Records
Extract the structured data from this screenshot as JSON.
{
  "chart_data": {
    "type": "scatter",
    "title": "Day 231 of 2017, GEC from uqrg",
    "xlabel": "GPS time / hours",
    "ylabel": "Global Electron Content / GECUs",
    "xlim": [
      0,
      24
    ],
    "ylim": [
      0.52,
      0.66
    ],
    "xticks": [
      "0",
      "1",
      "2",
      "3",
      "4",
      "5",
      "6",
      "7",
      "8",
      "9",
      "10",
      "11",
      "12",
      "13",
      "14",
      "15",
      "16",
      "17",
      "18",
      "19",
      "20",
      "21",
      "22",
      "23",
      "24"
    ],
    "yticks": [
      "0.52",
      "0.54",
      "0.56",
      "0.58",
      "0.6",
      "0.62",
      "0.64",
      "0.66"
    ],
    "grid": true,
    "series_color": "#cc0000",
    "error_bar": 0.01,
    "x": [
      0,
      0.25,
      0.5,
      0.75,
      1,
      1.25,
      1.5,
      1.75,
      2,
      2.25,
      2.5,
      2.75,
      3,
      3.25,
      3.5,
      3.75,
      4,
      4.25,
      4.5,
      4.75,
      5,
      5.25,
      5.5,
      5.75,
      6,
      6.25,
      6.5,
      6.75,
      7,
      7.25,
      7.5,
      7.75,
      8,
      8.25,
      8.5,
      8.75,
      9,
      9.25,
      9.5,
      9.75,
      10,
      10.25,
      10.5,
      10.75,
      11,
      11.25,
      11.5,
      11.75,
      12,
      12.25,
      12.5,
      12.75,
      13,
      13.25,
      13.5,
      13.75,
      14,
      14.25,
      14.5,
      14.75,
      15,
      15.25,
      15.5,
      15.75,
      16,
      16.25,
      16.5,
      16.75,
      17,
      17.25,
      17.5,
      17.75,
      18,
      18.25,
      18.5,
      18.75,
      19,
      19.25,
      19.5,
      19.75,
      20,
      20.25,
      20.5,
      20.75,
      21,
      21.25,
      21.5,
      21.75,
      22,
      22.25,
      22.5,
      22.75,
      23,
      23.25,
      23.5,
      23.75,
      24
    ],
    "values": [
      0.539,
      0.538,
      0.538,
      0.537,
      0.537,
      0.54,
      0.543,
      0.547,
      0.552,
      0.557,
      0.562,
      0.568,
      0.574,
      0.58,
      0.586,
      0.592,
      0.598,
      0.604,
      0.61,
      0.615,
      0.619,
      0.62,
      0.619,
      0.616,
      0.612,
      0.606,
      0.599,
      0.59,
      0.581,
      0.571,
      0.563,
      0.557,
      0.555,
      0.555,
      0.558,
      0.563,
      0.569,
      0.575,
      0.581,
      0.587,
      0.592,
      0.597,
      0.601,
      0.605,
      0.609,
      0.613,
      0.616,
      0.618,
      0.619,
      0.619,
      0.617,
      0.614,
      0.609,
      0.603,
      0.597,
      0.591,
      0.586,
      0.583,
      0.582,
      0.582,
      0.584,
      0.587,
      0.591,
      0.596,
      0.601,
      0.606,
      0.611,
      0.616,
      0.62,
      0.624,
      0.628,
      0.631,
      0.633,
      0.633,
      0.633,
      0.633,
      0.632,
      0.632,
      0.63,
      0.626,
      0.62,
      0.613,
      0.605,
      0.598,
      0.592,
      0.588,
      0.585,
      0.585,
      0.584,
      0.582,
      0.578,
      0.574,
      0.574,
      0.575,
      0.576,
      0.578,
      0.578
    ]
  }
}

YOUR GOAL: Reply with nothing except the number of lines in the listing above that include the string "from".

WRITTEN ANSWER: 2